Copy out the material below, changing each "x-tick-label" to "axis-label" and keeping everything else the same.

— Begin Entries shown —

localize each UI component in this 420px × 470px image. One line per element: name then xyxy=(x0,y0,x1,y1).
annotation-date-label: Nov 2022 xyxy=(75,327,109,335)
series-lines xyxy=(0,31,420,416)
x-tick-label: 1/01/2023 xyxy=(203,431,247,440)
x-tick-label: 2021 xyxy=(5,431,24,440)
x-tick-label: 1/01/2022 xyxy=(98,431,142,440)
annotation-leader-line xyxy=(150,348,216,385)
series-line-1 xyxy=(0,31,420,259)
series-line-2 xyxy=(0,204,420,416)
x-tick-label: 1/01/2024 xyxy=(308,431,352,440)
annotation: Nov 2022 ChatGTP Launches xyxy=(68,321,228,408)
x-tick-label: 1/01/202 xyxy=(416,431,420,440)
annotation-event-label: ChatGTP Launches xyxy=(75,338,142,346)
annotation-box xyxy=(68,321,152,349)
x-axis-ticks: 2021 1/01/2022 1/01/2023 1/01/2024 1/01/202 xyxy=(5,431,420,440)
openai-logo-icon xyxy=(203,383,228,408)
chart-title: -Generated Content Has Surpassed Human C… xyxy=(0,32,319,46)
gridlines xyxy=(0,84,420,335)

— End Entries shown —

* **Exercise answer**
localize each UI component in this 420px × 470px image. One line per element: name then xyxy=(x0,y0,x1,y1).
annotation-date-label: Nov 2022 xyxy=(75,327,109,335)
series-lines xyxy=(0,31,420,416)
axis-label: 1/01/2023 xyxy=(203,431,247,440)
axis-label: 2021 xyxy=(5,431,24,440)
axis-label: 1/01/2022 xyxy=(98,431,142,440)
annotation-leader-line xyxy=(150,348,216,385)
series-line-1 xyxy=(0,31,420,259)
series-line-2 xyxy=(0,204,420,416)
axis-label: 1/01/2024 xyxy=(308,431,352,440)
annotation: Nov 2022 ChatGTP Launches xyxy=(68,321,228,408)
axis-label: 1/01/202 xyxy=(416,431,420,440)
annotation-event-label: ChatGTP Launches xyxy=(75,338,142,346)
annotation-box xyxy=(68,321,152,349)
x-axis-ticks: 2021 1/01/2022 1/01/2023 1/01/2024 1/01/202 xyxy=(5,431,420,440)
openai-logo-icon xyxy=(203,383,228,408)
chart-title: -Generated Content Has Surpassed Human C… xyxy=(0,32,319,46)
gridlines xyxy=(0,84,420,335)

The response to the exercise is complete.